==== Supplied records
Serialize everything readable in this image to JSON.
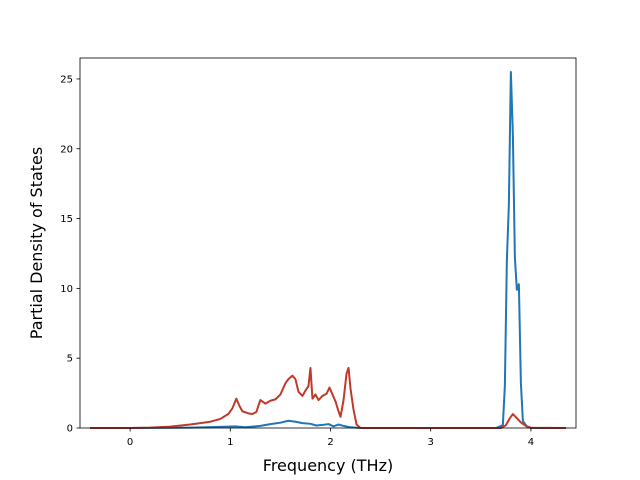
{
  "chart_data": {
    "type": "line",
    "title": "",
    "xlabel": "Frequency (THz)",
    "ylabel": "Partial Density of States",
    "xlim": [
      -0.5,
      4.45
    ],
    "ylim": [
      0,
      26.5
    ],
    "xticks": [
      0,
      1,
      2,
      3,
      4
    ],
    "yticks": [
      0,
      5,
      10,
      15,
      20,
      25
    ],
    "grid": false,
    "legend": "none",
    "series": [
      {
        "color": "#1f77b4",
        "x": [
          -0.4,
          0.0,
          0.6,
          0.9,
          1.05,
          1.15,
          1.3,
          1.4,
          1.5,
          1.58,
          1.65,
          1.72,
          1.8,
          1.86,
          1.92,
          1.98,
          2.03,
          2.08,
          2.13,
          2.2,
          2.3,
          3.65,
          3.72,
          3.74,
          3.76,
          3.78,
          3.8,
          3.82,
          3.84,
          3.86,
          3.88,
          3.9,
          3.92,
          3.96,
          4.0,
          4.35
        ],
        "y": [
          0,
          0,
          0.03,
          0.08,
          0.12,
          0.05,
          0.15,
          0.28,
          0.38,
          0.52,
          0.45,
          0.35,
          0.3,
          0.18,
          0.22,
          0.28,
          0.12,
          0.25,
          0.15,
          0.05,
          0,
          0,
          0.2,
          3.0,
          12.0,
          16.0,
          25.5,
          21.0,
          12.2,
          9.9,
          10.3,
          3.2,
          0.5,
          0.1,
          0,
          0
        ]
      },
      {
        "color": "#c0392b",
        "x": [
          -0.4,
          0.0,
          0.2,
          0.4,
          0.6,
          0.8,
          0.9,
          0.98,
          1.02,
          1.06,
          1.09,
          1.12,
          1.18,
          1.22,
          1.26,
          1.3,
          1.35,
          1.4,
          1.45,
          1.5,
          1.55,
          1.58,
          1.62,
          1.65,
          1.68,
          1.72,
          1.76,
          1.78,
          1.8,
          1.82,
          1.85,
          1.88,
          1.92,
          1.96,
          1.99,
          2.02,
          2.05,
          2.08,
          2.1,
          2.13,
          2.16,
          2.18,
          2.2,
          2.23,
          2.26,
          2.3,
          3.7,
          3.75,
          3.79,
          3.82,
          3.86,
          3.9,
          3.95,
          4.0,
          4.35
        ],
        "y": [
          0,
          0,
          0.03,
          0.1,
          0.25,
          0.45,
          0.65,
          1.0,
          1.4,
          2.1,
          1.6,
          1.2,
          1.05,
          1.0,
          1.15,
          2.0,
          1.75,
          1.95,
          2.05,
          2.4,
          3.2,
          3.5,
          3.75,
          3.5,
          2.6,
          2.3,
          2.8,
          3.0,
          4.3,
          2.1,
          2.4,
          2.0,
          2.3,
          2.45,
          2.9,
          2.4,
          1.9,
          1.2,
          0.8,
          2.0,
          3.9,
          4.3,
          2.8,
          1.3,
          0.25,
          0,
          0,
          0.2,
          0.7,
          1.0,
          0.7,
          0.4,
          0.15,
          0.02,
          0
        ]
      }
    ]
  }
}
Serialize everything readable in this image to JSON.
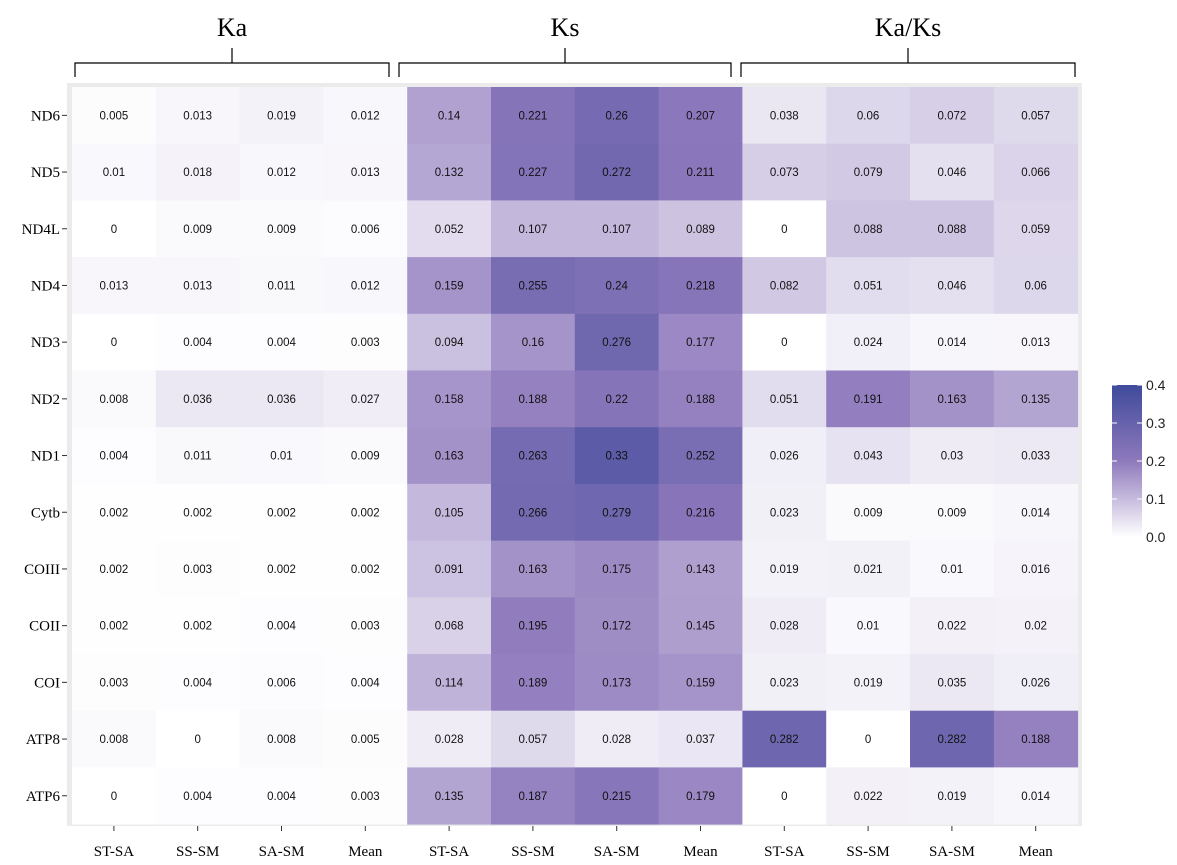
========
**Required task**
Each entry above should be reproduced exactly, with the pictures removed.

**Answer to the task**
Serialize everything readable in this image to JSON.
{
  "chart_data": {
    "type": "line",
    "title": "",
    "xlabel": "Frequency (THz)",
    "ylabel": "Partial Density of States",
    "xlim": [
      -0.5,
      4.45
    ],
    "ylim": [
      0,
      26.5
    ],
    "xticks": [
      0,
      1,
      2,
      3,
      4
    ],
    "yticks": [
      0,
      5,
      10,
      15,
      20,
      25
    ],
    "grid": false,
    "legend": "none",
    "series": [
      {
        "color": "#1f77b4",
        "x": [
          -0.4,
          0.0,
          0.6,
          0.9,
          1.05,
          1.15,
          1.3,
          1.4,
          1.5,
          1.58,
          1.65,
          1.72,
          1.8,
          1.86,
          1.92,
          1.98,
          2.03,
          2.08,
          2.13,
          2.2,
          2.3,
          3.65,
          3.72,
          3.74,
          3.76,
          3.78,
          3.8,
          3.82,
          3.84,
          3.86,
          3.88,
          3.9,
          3.92,
          3.96,
          4.0,
          4.35
        ],
        "y": [
          0,
          0,
          0.03,
          0.08,
          0.12,
          0.05,
          0.15,
          0.28,
          0.38,
          0.52,
          0.45,
          0.35,
          0.3,
          0.18,
          0.22,
          0.28,
          0.12,
          0.25,
          0.15,
          0.05,
          0,
          0,
          0.2,
          3.0,
          12.0,
          16.0,
          25.5,
          21.0,
          12.2,
          9.9,
          10.3,
          3.2,
          0.5,
          0.1,
          0,
          0
        ]
      },
      {
        "color": "#c0392b",
        "x": [
          -0.4,
          0.0,
          0.2,
          0.4,
          0.6,
          0.8,
          0.9,
          0.98,
          1.02,
          1.06,
          1.09,
          1.12,
          1.18,
          1.22,
          1.26,
          1.3,
          1.35,
          1.4,
          1.45,
          1.5,
          1.55,
          1.58,
          1.62,
          1.65,
          1.68,
          1.72,
          1.76,
          1.78,
          1.8,
          1.82,
          1.85,
          1.88,
          1.92,
          1.96,
          1.99,
          2.02,
          2.05,
          2.08,
          2.1,
          2.13,
          2.16,
          2.18,
          2.2,
          2.23,
          2.26,
          2.3,
          3.7,
          3.75,
          3.79,
          3.82,
          3.86,
          3.9,
          3.95,
          4.0,
          4.35
        ],
        "y": [
          0,
          0,
          0.03,
          0.1,
          0.25,
          0.45,
          0.65,
          1.0,
          1.4,
          2.1,
          1.6,
          1.2,
          1.05,
          1.0,
          1.15,
          2.0,
          1.75,
          1.95,
          2.05,
          2.4,
          3.2,
          3.5,
          3.75,
          3.5,
          2.6,
          2.3,
          2.8,
          3.0,
          4.3,
          2.1,
          2.4,
          2.0,
          2.3,
          2.45,
          2.9,
          2.4,
          1.9,
          1.2,
          0.8,
          2.0,
          3.9,
          4.3,
          2.8,
          1.3,
          0.25,
          0,
          0,
          0.2,
          0.7,
          1.0,
          0.7,
          0.4,
          0.15,
          0.02,
          0
        ]
      }
    ]
  }
}
Serialize everything readable in this image to JSON.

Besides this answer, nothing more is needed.